• **TASK OBJECTIVE**:
Search the material below for the string "Tulsi" and extract each line that has it.

(Stored data)
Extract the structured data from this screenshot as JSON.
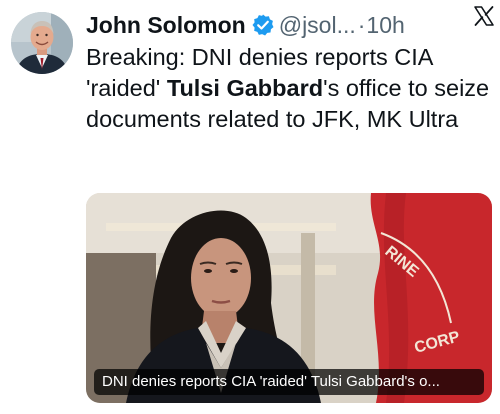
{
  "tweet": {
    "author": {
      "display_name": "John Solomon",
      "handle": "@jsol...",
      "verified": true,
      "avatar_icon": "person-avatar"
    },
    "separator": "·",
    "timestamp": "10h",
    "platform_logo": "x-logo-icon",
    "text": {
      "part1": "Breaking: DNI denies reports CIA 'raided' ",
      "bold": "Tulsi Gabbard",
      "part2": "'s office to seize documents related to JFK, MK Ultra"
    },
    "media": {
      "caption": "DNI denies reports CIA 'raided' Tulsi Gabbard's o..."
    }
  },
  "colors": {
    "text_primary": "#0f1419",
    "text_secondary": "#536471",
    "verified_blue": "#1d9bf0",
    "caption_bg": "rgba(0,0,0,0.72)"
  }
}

==

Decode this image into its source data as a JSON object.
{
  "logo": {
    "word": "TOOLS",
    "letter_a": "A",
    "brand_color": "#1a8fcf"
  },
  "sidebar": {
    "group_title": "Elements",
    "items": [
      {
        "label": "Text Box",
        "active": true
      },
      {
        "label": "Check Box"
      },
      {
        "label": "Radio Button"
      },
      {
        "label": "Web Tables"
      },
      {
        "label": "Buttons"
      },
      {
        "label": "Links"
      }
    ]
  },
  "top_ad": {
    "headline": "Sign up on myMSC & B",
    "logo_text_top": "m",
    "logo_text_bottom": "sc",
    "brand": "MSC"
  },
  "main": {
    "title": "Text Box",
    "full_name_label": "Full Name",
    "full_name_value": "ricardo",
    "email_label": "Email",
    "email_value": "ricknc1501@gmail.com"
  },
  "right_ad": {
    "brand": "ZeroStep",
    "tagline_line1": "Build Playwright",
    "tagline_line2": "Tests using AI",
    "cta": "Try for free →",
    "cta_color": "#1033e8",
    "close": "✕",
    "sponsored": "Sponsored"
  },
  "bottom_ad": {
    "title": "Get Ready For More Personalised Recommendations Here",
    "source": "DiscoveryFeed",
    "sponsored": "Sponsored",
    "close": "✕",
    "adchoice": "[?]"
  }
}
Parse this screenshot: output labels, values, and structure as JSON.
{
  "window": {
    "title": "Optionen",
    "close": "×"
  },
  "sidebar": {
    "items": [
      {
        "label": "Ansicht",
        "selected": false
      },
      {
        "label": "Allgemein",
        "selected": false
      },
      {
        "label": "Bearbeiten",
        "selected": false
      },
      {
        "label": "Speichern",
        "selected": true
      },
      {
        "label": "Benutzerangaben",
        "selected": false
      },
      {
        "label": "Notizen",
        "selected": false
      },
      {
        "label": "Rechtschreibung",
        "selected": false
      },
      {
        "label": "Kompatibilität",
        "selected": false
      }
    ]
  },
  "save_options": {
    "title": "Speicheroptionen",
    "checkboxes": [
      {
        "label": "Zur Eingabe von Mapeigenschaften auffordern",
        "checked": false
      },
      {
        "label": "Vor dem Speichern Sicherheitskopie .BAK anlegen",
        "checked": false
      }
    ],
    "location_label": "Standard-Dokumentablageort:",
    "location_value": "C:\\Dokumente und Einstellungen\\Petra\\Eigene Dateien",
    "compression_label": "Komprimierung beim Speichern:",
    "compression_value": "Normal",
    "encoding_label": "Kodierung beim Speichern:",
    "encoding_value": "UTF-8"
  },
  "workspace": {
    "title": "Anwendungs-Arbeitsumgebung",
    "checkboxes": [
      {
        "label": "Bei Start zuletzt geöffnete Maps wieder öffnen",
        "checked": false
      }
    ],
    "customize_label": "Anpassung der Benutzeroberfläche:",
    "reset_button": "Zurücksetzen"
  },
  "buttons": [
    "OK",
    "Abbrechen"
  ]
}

* * *

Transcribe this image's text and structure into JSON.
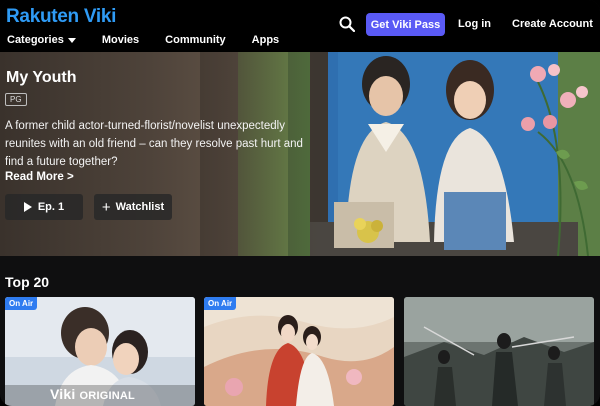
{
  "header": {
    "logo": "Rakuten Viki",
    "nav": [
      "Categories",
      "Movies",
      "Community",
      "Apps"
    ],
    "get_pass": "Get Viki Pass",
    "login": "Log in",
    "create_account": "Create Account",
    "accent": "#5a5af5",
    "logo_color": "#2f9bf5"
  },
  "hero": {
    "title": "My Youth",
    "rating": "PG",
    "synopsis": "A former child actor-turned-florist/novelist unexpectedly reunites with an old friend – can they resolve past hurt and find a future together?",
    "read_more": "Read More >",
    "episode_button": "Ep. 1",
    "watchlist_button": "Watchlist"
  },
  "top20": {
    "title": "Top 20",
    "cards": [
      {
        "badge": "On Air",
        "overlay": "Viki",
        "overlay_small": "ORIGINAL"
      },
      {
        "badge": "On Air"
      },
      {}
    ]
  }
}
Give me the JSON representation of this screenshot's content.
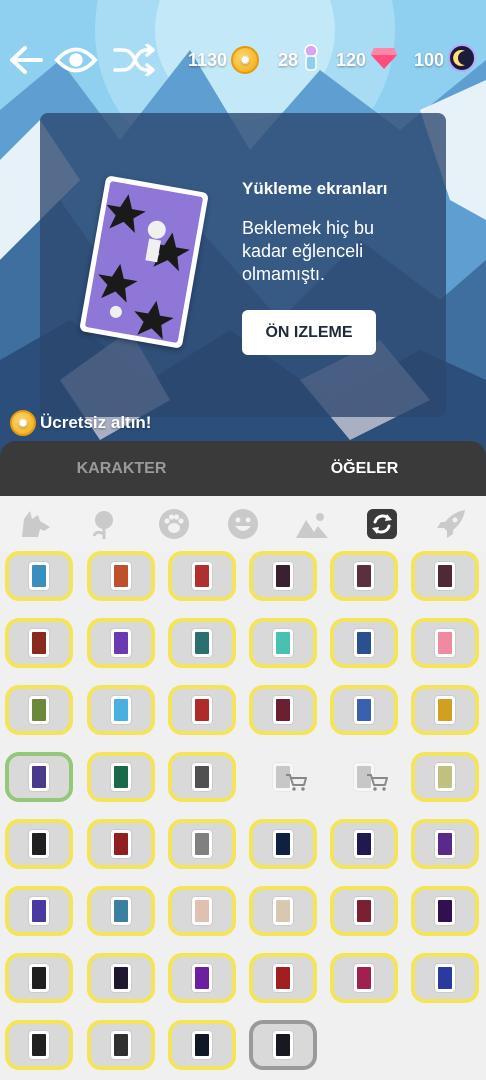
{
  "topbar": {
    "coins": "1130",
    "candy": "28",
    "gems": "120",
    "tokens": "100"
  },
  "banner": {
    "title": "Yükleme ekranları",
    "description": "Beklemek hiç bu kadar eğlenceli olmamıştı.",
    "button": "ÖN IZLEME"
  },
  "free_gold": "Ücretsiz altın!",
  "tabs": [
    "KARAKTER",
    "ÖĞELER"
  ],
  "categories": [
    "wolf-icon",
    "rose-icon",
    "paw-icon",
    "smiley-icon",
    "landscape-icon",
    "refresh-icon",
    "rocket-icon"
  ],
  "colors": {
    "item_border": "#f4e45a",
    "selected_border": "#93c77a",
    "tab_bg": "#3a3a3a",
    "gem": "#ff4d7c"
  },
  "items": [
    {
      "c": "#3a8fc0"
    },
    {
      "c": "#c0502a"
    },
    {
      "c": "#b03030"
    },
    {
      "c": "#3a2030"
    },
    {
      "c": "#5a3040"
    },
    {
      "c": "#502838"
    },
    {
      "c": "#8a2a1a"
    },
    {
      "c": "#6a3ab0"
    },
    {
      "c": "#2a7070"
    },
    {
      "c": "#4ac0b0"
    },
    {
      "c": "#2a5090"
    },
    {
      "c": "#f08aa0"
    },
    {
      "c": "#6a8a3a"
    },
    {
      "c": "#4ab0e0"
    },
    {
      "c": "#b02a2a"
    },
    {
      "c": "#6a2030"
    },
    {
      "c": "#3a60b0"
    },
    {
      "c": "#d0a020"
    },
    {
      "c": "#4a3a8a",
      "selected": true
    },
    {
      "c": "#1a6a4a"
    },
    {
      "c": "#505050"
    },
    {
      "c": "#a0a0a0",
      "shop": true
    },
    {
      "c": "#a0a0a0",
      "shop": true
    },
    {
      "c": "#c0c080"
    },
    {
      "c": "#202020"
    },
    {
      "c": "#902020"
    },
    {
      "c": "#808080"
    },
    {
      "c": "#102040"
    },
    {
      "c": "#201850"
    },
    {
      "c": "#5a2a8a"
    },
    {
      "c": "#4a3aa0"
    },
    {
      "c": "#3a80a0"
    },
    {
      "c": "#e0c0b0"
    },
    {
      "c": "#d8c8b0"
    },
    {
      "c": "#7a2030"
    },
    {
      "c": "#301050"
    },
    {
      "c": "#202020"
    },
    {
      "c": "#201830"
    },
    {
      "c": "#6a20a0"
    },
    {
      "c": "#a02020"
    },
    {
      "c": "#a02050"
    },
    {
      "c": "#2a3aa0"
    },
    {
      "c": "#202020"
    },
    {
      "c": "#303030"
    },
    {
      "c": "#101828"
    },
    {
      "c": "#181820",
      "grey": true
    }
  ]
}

• **SOLUTION TO THIS PROBLEM**:
      "bold": "Tulsi Gabbard",
      "caption": "DNI denies reports CIA 'raided' Tulsi Gabbard's o..."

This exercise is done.